What you will do:
1. In the pywb troubleshooting text, what happened when JavaScript was disabled in the browser on the live site?
2. Continue the pywb troubleshooting text from where it stops.

Pages/resources that are not available in Pywb

All of the following pages don't work, and give error "The url http://www.nl-menu.nl/nlmenu.nl/fset/ could not be found in this collection":

"aanmelden" / "wijzigen" from home page, right-hand menu:

http://localhost:8080/my-web-archive/20040123200406/http://www.nl-menu.nl/nlmenu.nl/fset/zoekenplus.html?http://www.nl-menu.nl/nlmenu.nl/admin/aanmeldform.html

Having arrived on this page, the other links at the right hand menu (FAQ, colofon, etc) don't work either! But behaviour seems to depend on previous page we arrived from. Very strange.

On "live" site, going here:

http://www.nl-menu.nl/nlmenu.nl/admin/aanmeldform.html

Redirects to:

http://www.nl-menu.nl/nlmenu.nl/fset/zoekenplus.html?http://www.nl-menu.nl/nlmenu.nl/admin/aanmeldform.html

This doesn't happen in the archived site! The resource is present in the WARC though:

warcdump NL-menu.warc.gz > NL-menu-dump.txt
grep "http://www.nl-menu.nl/nlmenu.nl/admin/aanmeldform.html" NL-menu-dump.txt

Result:

WARC-Target-URI:<http://www.nl-menu.nl/nlmenu.nl/admin/aanmeldform.html>
WARC-Target-URI:http://www.nl-menu.nl/nlmenu.nl/admin/aanmeldform.html

Looking at the source of the page, there's this:

<SCRIPT LANGUAGE="JavaScript">
<!--
        var navPrinting = false;
        if ((navigator.appName + navigator.appVersion.substring(0, 1)) == "Netscape4") {
            navPrinting = (self.innerHeight == 0) && (self.innerWidth == 0);}
        if ((self.name != 'text') && (self.location.protocol != "file:") && !navPrinting)
        if (top.location.href == location.href) {
                // deze pagina opnieuw openen, maar dan binnen frameset
                top.location.href = "http://www.nl-menu.nl/nlmenu.nl/fset/zoekenplus.html?" + unescape(document.URL);
        }
// -->
</SCRIPT>

So, the JavaScript re-opens the page within a frame set. So perhaps the problem occurs because the JavaScript fails to run in the archived version? Possibly related to this: pywb actually uses JavaScript to render each archived page inside an iframe. For example, "view source" on the archived homepage produces this (which is not the NL-menu source!) :

<!DOCTYPE html>
<html>
<head>
<style>
html, body
{
height: 100%;
margin: 0px;
padding: 0px;
border: 0px;
overflow: hidden;
}

</style>
<script src='http://localhost:8080/static/wb_frame.js'> </script>

<!-- default banner, create through js -->
<script src='http://localhost:8080/static/default_banner.js'> </script>
<link rel='stylesheet' href='http://localhost:8080/static/default_banner.css'/>


</head>
<body style="margin: 0px; padding: 0px;">
<div id="wb_iframe_div">
<iframe id="replay_iframe" frameborder="0" seamless="seamless" scrolling="yes" class="wb_iframe"></iframe>
</div>
<script>
var cframe = new ContentFrame({"url": "http://www.nl-menu.nl/nlmenu.nl/nlmenu.shtml" + window.location.hash,
                                "prefix": "http://localhost:8080/my-web-archive/",
                                "request_ts": "20040123200406",
                                "iframe": "#replay_iframe"});

</script>
</body>
</html>

Also tried: disable JavaScript in browser on "live" site: page is still displayed!

Entries supplied:
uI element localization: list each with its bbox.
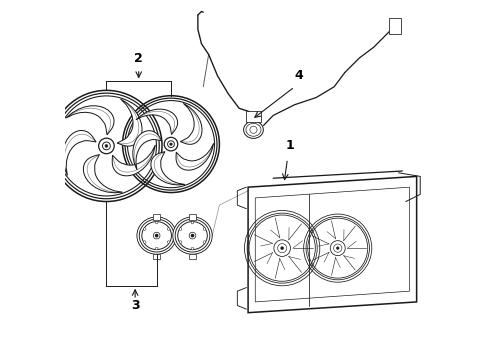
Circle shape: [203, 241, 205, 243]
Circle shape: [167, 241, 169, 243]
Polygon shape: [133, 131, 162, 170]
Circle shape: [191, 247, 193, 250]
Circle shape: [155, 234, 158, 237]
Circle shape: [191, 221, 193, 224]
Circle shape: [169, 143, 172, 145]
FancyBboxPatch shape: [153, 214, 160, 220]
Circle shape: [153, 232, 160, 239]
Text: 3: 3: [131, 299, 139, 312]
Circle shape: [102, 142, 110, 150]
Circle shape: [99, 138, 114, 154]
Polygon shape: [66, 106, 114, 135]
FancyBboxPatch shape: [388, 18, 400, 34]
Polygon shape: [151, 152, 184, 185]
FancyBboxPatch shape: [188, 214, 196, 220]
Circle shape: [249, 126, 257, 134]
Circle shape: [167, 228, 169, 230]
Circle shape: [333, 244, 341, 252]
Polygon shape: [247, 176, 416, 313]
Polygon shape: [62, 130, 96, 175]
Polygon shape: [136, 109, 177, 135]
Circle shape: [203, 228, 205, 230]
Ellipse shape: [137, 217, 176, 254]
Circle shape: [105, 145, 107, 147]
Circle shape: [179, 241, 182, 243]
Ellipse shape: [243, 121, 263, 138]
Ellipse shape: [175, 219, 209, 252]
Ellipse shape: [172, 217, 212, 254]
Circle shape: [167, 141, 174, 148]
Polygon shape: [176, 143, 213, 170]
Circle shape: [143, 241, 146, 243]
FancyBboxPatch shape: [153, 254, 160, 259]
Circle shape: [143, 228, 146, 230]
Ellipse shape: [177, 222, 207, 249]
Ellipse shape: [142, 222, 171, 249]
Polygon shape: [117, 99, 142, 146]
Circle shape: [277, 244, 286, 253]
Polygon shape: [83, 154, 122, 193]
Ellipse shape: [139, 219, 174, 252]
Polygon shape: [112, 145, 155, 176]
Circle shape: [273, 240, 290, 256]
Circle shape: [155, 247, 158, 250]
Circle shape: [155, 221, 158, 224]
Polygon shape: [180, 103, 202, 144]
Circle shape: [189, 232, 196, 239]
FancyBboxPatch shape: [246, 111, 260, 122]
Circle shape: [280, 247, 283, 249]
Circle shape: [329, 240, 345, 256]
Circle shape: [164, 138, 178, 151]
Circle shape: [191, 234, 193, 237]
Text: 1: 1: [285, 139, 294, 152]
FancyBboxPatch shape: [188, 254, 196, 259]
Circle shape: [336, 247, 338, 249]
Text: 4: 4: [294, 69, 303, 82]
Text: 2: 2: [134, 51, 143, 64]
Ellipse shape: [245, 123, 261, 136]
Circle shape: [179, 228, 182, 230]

--

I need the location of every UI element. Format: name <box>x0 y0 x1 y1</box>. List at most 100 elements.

Answer list:
1. The page was still displayed.

2.
BUT: if I am on one of the category pages, e.g.:

http://localhost:8080/my-web-archive/20040123200406/http://www.nl-menu.nl/nlmenu.nl/fset/bedrijven.html

and then click on "aanmelden" (right-hand menu), the page loads normaly, even though the URL is identical!! Again, opening the URL in a new tab still produces the error.

Open http://www.nl-menu.nl/nlmenu.nl/fset/zoekenplus.html: works on "live" site, fails on archived site.

"digitalisering" (NL homepage, bottom-left under "Nieuwe rubrieken"):

http://localhost:8080/my-web-archive/20040123200406/http://www.nl-menu.nl/nlmenu.nl/fset/zoekenplus.html?http://www.nl-menu.nl/nlmenu.nl/sections/236/1868.html

Same as above (JavaScript).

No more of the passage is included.